BEGIN Dataset entries
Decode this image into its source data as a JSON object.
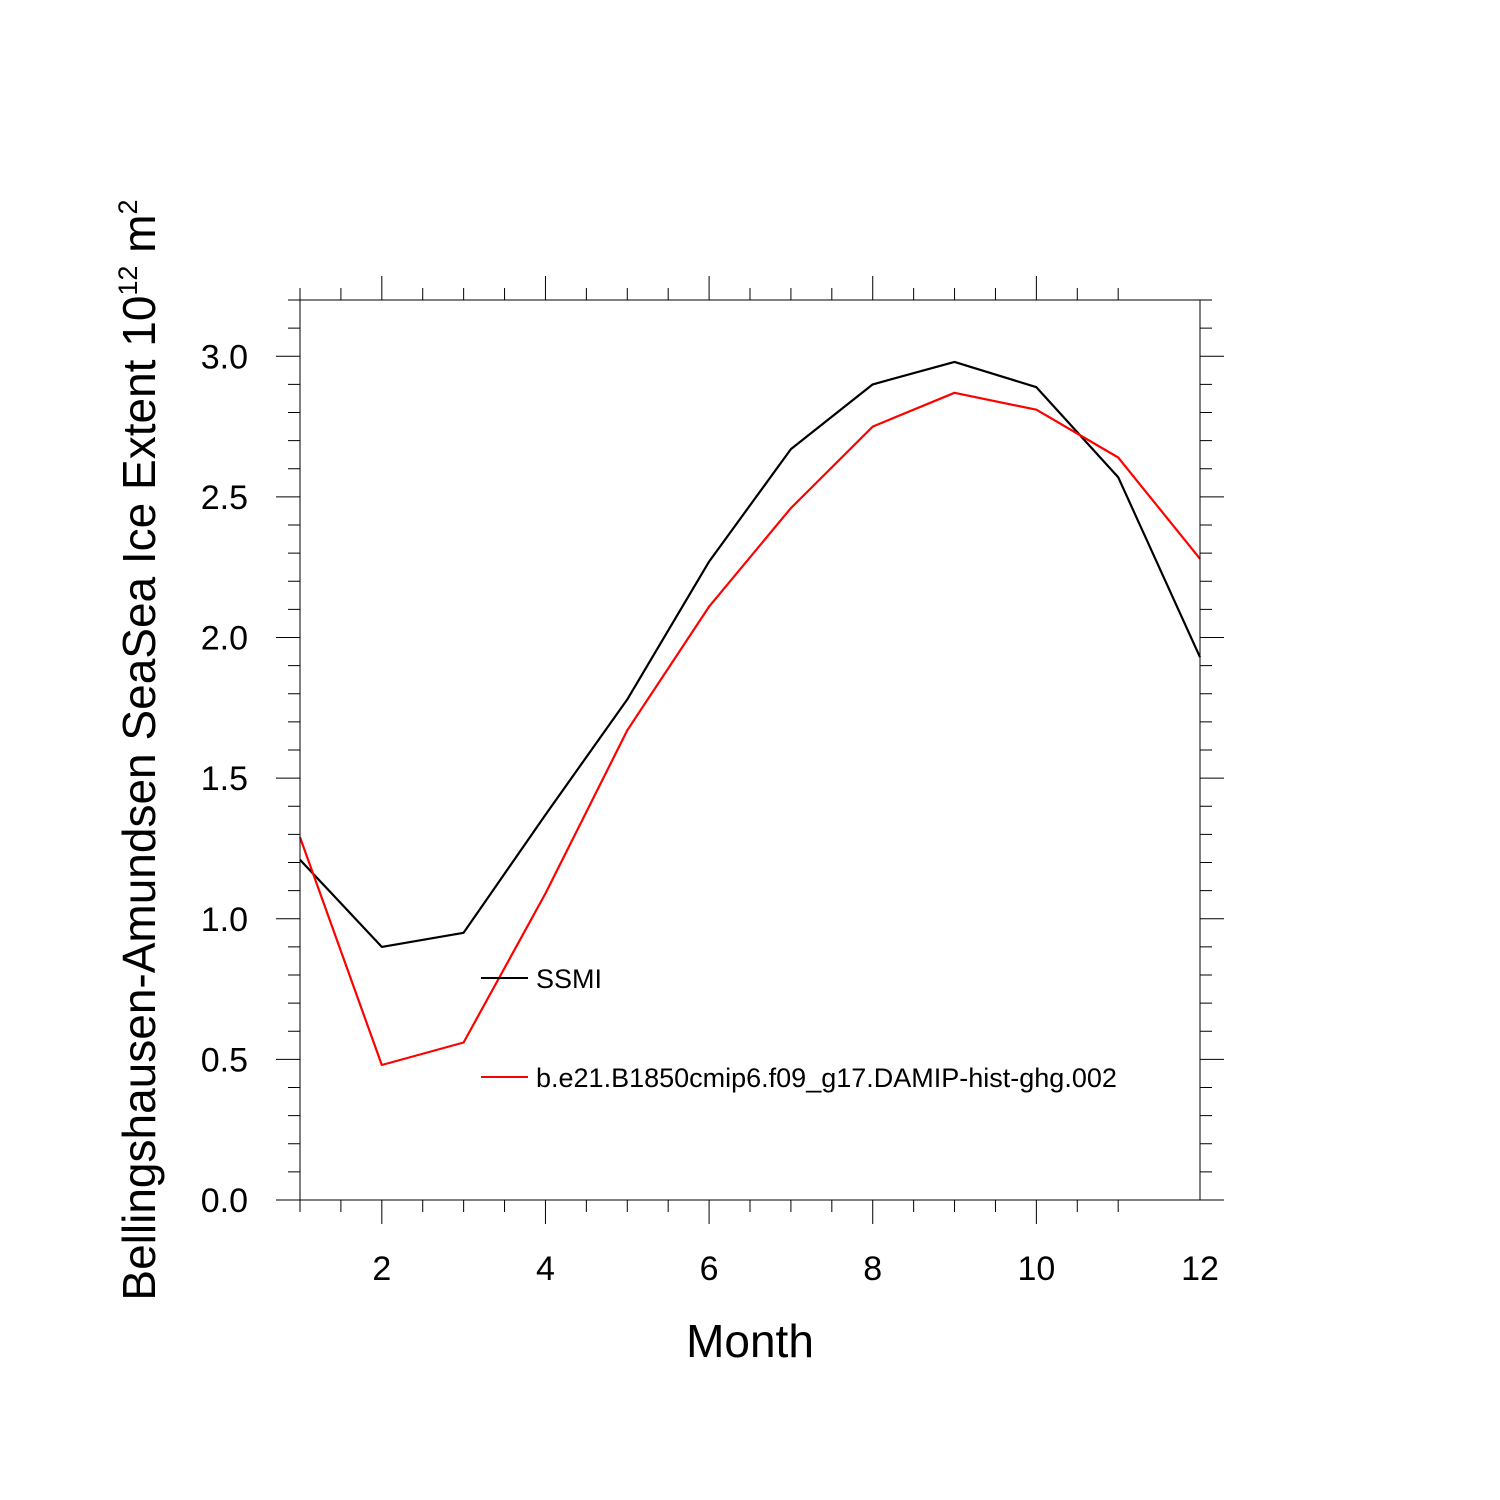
{
  "chart_data": {
    "type": "line",
    "xlabel": "Month",
    "ylabel": {
      "prefix": "Bellingshausen-Amundsen SeaSea Ice Extent 10",
      "exponent": "12",
      "unit": " m",
      "unit_exponent": "2"
    },
    "xlim": [
      1,
      12
    ],
    "ylim": [
      0,
      3.2
    ],
    "x_ticks": [
      2,
      4,
      6,
      8,
      10,
      12
    ],
    "y_ticks": [
      "0.0",
      "0.5",
      "1.0",
      "1.5",
      "2.0",
      "2.5",
      "3.0"
    ],
    "grid": false,
    "legend_position": "inside lower-middle",
    "x": [
      1,
      2,
      3,
      4,
      5,
      6,
      7,
      8,
      9,
      10,
      11,
      12
    ],
    "series": [
      {
        "name": "SSMI",
        "color": "#000000",
        "values": [
          1.21,
          0.9,
          0.95,
          1.37,
          1.78,
          2.27,
          2.67,
          2.9,
          2.98,
          2.89,
          2.57,
          1.93
        ]
      },
      {
        "name": "b.e21.B1850cmip6.f09_g17.DAMIP-hist-ghg.002",
        "color": "#ff0000",
        "values": [
          1.29,
          0.48,
          0.56,
          1.09,
          1.67,
          2.11,
          2.46,
          2.75,
          2.87,
          2.81,
          2.64,
          2.28
        ]
      }
    ]
  }
}
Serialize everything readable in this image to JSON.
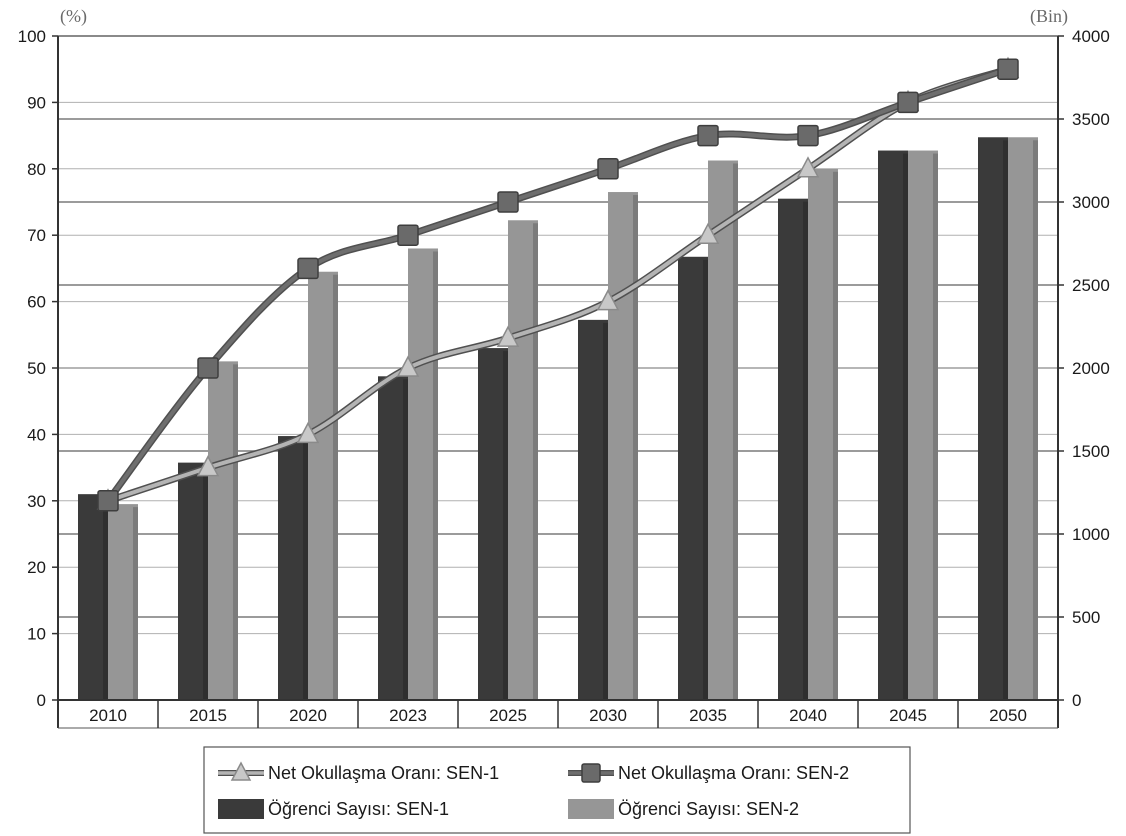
{
  "chart_data": {
    "type": "bar",
    "title": "",
    "y_left_unit": "(%)",
    "y_right_unit": "(Bin)",
    "categories": [
      "2010",
      "2015",
      "2020",
      "2023",
      "2025",
      "2030",
      "2035",
      "2040",
      "2045",
      "2050"
    ],
    "y_left_range": [
      0,
      100
    ],
    "y_left_ticks": [
      "0",
      "10",
      "20",
      "30",
      "40",
      "50",
      "60",
      "70",
      "80",
      "90",
      "100"
    ],
    "y_right_range": [
      0,
      4000
    ],
    "y_right_ticks": [
      "0",
      "500",
      "1000",
      "1500",
      "2000",
      "2500",
      "3000",
      "3500",
      "4000"
    ],
    "grid": true,
    "legend_position": "bottom",
    "series": [
      {
        "name": "Öğrenci Sayısı: SEN-1",
        "kind": "bar",
        "axis": "right",
        "color": "#3a3a3a",
        "values": [
          1240,
          1430,
          1590,
          1950,
          2120,
          2290,
          2670,
          3020,
          3310,
          3390
        ]
      },
      {
        "name": "Öğrenci Sayısı: SEN-2",
        "kind": "bar",
        "axis": "right",
        "color": "#969696",
        "values": [
          1180,
          2040,
          2580,
          2720,
          2890,
          3060,
          3250,
          3200,
          3310,
          3390
        ]
      },
      {
        "name": "Net Okullaşma Oranı: SEN-1",
        "kind": "line",
        "axis": "left",
        "color": "#b4b4b4",
        "marker": "triangle",
        "values": [
          30,
          35,
          40,
          50,
          54.5,
          60,
          70,
          80,
          90,
          95
        ]
      },
      {
        "name": "Net Okullaşma Oranı: SEN-2",
        "kind": "line",
        "axis": "left",
        "color": "#6e6e6e",
        "marker": "square",
        "values": [
          30,
          50,
          65,
          70,
          75,
          80,
          85,
          85,
          90,
          95
        ]
      }
    ]
  }
}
END Dataset entries
## Exercise objective
Quote all the lines above exactly as given. Do not include the pictures.

## Result
Decode this image into its source data as a JSON object.
{
  "chart_data": {
    "type": "line",
    "xlabel": "Month",
    "ylabel": {
      "prefix": "Bellingshausen-Amundsen SeaSea Ice Extent 10",
      "exponent": "12",
      "unit": " m",
      "unit_exponent": "2"
    },
    "xlim": [
      1,
      12
    ],
    "ylim": [
      0,
      3.2
    ],
    "x_ticks": [
      2,
      4,
      6,
      8,
      10,
      12
    ],
    "y_ticks": [
      "0.0",
      "0.5",
      "1.0",
      "1.5",
      "2.0",
      "2.5",
      "3.0"
    ],
    "grid": false,
    "legend_position": "inside lower-middle",
    "x": [
      1,
      2,
      3,
      4,
      5,
      6,
      7,
      8,
      9,
      10,
      11,
      12
    ],
    "series": [
      {
        "name": "SSMI",
        "color": "#000000",
        "values": [
          1.21,
          0.9,
          0.95,
          1.37,
          1.78,
          2.27,
          2.67,
          2.9,
          2.98,
          2.89,
          2.57,
          1.93
        ]
      },
      {
        "name": "b.e21.B1850cmip6.f09_g17.DAMIP-hist-ghg.002",
        "color": "#ff0000",
        "values": [
          1.29,
          0.48,
          0.56,
          1.09,
          1.67,
          2.11,
          2.46,
          2.75,
          2.87,
          2.81,
          2.64,
          2.28
        ]
      }
    ]
  }
}
Serialize everything readable in this image to JSON.
{
  "chart_data": {
    "type": "bar",
    "title": "",
    "y_left_unit": "(%)",
    "y_right_unit": "(Bin)",
    "categories": [
      "2010",
      "2015",
      "2020",
      "2023",
      "2025",
      "2030",
      "2035",
      "2040",
      "2045",
      "2050"
    ],
    "y_left_range": [
      0,
      100
    ],
    "y_left_ticks": [
      "0",
      "10",
      "20",
      "30",
      "40",
      "50",
      "60",
      "70",
      "80",
      "90",
      "100"
    ],
    "y_right_range": [
      0,
      4000
    ],
    "y_right_ticks": [
      "0",
      "500",
      "1000",
      "1500",
      "2000",
      "2500",
      "3000",
      "3500",
      "4000"
    ],
    "grid": true,
    "legend_position": "bottom",
    "series": [
      {
        "name": "Öğrenci Sayısı: SEN-1",
        "kind": "bar",
        "axis": "right",
        "color": "#3a3a3a",
        "values": [
          1240,
          1430,
          1590,
          1950,
          2120,
          2290,
          2670,
          3020,
          3310,
          3390
        ]
      },
      {
        "name": "Öğrenci Sayısı: SEN-2",
        "kind": "bar",
        "axis": "right",
        "color": "#969696",
        "values": [
          1180,
          2040,
          2580,
          2720,
          2890,
          3060,
          3250,
          3200,
          3310,
          3390
        ]
      },
      {
        "name": "Net Okullaşma Oranı: SEN-1",
        "kind": "line",
        "axis": "left",
        "color": "#b4b4b4",
        "marker": "triangle",
        "values": [
          30,
          35,
          40,
          50,
          54.5,
          60,
          70,
          80,
          90,
          95
        ]
      },
      {
        "name": "Net Okullaşma Oranı: SEN-2",
        "kind": "line",
        "axis": "left",
        "color": "#6e6e6e",
        "marker": "square",
        "values": [
          30,
          50,
          65,
          70,
          75,
          80,
          85,
          85,
          90,
          95
        ]
      }
    ]
  }
}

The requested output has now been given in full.